> GIVEN EXERCISE: Reproduce the material word for word; the images stay out.

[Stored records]
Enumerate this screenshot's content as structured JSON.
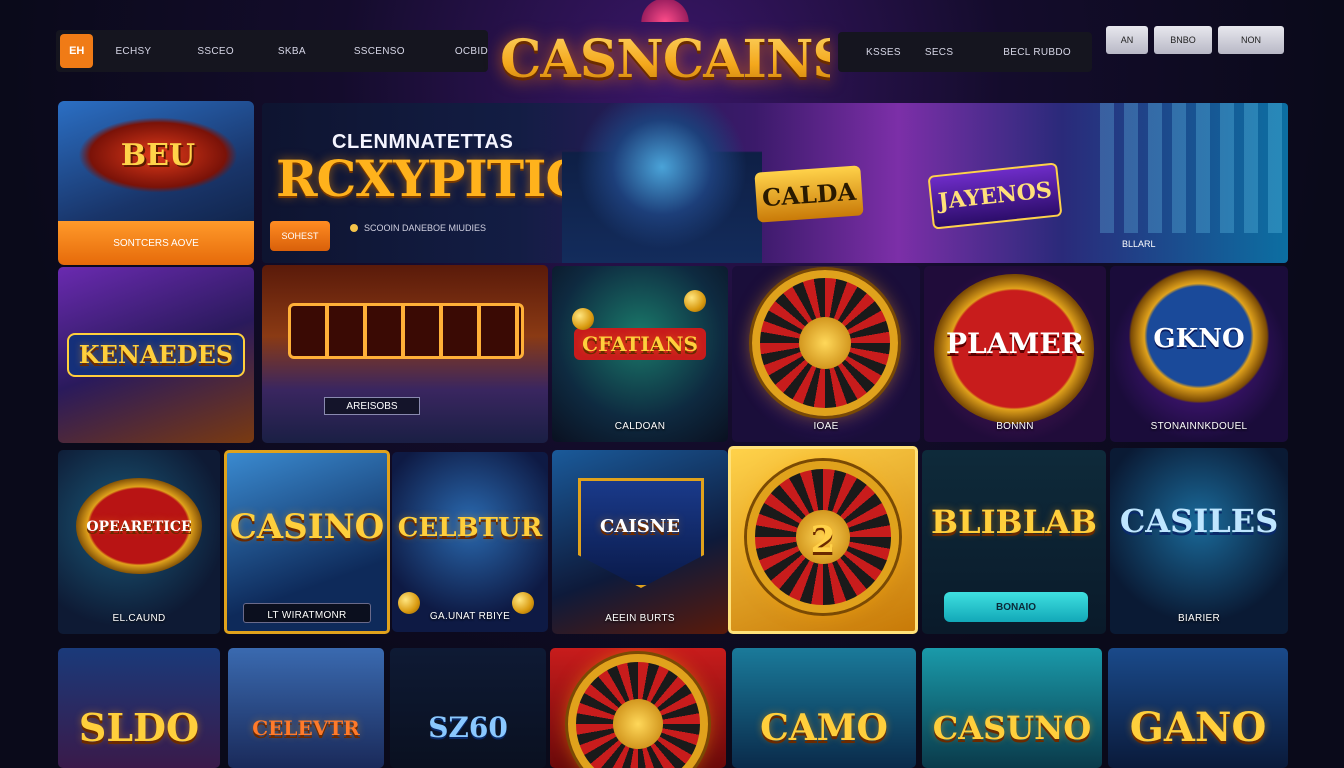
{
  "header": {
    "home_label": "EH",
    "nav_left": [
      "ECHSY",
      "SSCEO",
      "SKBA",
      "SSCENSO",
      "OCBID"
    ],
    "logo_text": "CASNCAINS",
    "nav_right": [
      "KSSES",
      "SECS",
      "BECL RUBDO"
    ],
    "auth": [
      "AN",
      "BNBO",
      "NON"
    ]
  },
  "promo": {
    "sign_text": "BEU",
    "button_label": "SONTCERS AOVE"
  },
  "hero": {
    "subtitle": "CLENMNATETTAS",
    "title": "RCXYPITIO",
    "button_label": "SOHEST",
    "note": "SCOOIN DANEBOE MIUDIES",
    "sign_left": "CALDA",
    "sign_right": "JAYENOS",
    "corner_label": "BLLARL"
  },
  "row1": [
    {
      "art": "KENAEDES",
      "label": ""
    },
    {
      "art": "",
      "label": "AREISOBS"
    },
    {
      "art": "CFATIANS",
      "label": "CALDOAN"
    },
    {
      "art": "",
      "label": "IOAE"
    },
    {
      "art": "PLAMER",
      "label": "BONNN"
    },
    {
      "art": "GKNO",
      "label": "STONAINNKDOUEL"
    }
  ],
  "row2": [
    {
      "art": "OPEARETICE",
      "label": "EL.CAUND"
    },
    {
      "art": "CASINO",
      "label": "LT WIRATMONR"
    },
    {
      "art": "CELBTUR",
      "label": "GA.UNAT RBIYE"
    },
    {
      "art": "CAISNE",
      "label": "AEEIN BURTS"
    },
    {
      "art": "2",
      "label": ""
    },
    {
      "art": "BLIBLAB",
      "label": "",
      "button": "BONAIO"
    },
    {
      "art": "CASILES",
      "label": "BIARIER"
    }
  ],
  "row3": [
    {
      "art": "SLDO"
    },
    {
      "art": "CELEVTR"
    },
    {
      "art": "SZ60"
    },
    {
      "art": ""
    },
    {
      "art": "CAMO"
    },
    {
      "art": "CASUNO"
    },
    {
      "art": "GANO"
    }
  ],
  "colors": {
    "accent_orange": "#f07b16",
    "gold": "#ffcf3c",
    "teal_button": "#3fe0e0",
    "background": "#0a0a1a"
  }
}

> FULL RESPONSE:
Enumerate this screenshot's content as structured JSON.
{
  "header": {
    "home_label": "EH",
    "nav_left": [
      "ECHSY",
      "SSCEO",
      "SKBA",
      "SSCENSO",
      "OCBID"
    ],
    "logo_text": "CASNCAINS",
    "nav_right": [
      "KSSES",
      "SECS",
      "BECL RUBDO"
    ],
    "auth": [
      "AN",
      "BNBO",
      "NON"
    ]
  },
  "promo": {
    "sign_text": "BEU",
    "button_label": "SONTCERS AOVE"
  },
  "hero": {
    "subtitle": "CLENMNATETTAS",
    "title": "RCXYPITIO",
    "button_label": "SOHEST",
    "note": "SCOOIN DANEBOE MIUDIES",
    "sign_left": "CALDA",
    "sign_right": "JAYENOS",
    "corner_label": "BLLARL"
  },
  "row1": [
    {
      "art": "KENAEDES",
      "label": ""
    },
    {
      "art": "",
      "label": "AREISOBS"
    },
    {
      "art": "CFATIANS",
      "label": "CALDOAN"
    },
    {
      "art": "",
      "label": "IOAE"
    },
    {
      "art": "PLAMER",
      "label": "BONNN"
    },
    {
      "art": "GKNO",
      "label": "STONAINNKDOUEL"
    }
  ],
  "row2": [
    {
      "art": "OPEARETICE",
      "label": "EL.CAUND"
    },
    {
      "art": "CASINO",
      "label": "LT WIRATMONR"
    },
    {
      "art": "CELBTUR",
      "label": "GA.UNAT RBIYE"
    },
    {
      "art": "CAISNE",
      "label": "AEEIN BURTS"
    },
    {
      "art": "2",
      "label": ""
    },
    {
      "art": "BLIBLAB",
      "label": "",
      "button": "BONAIO"
    },
    {
      "art": "CASILES",
      "label": "BIARIER"
    }
  ],
  "row3": [
    {
      "art": "SLDO"
    },
    {
      "art": "CELEVTR"
    },
    {
      "art": "SZ60"
    },
    {
      "art": ""
    },
    {
      "art": "CAMO"
    },
    {
      "art": "CASUNO"
    },
    {
      "art": "GANO"
    }
  ],
  "colors": {
    "accent_orange": "#f07b16",
    "gold": "#ffcf3c",
    "teal_button": "#3fe0e0",
    "background": "#0a0a1a"
  }
}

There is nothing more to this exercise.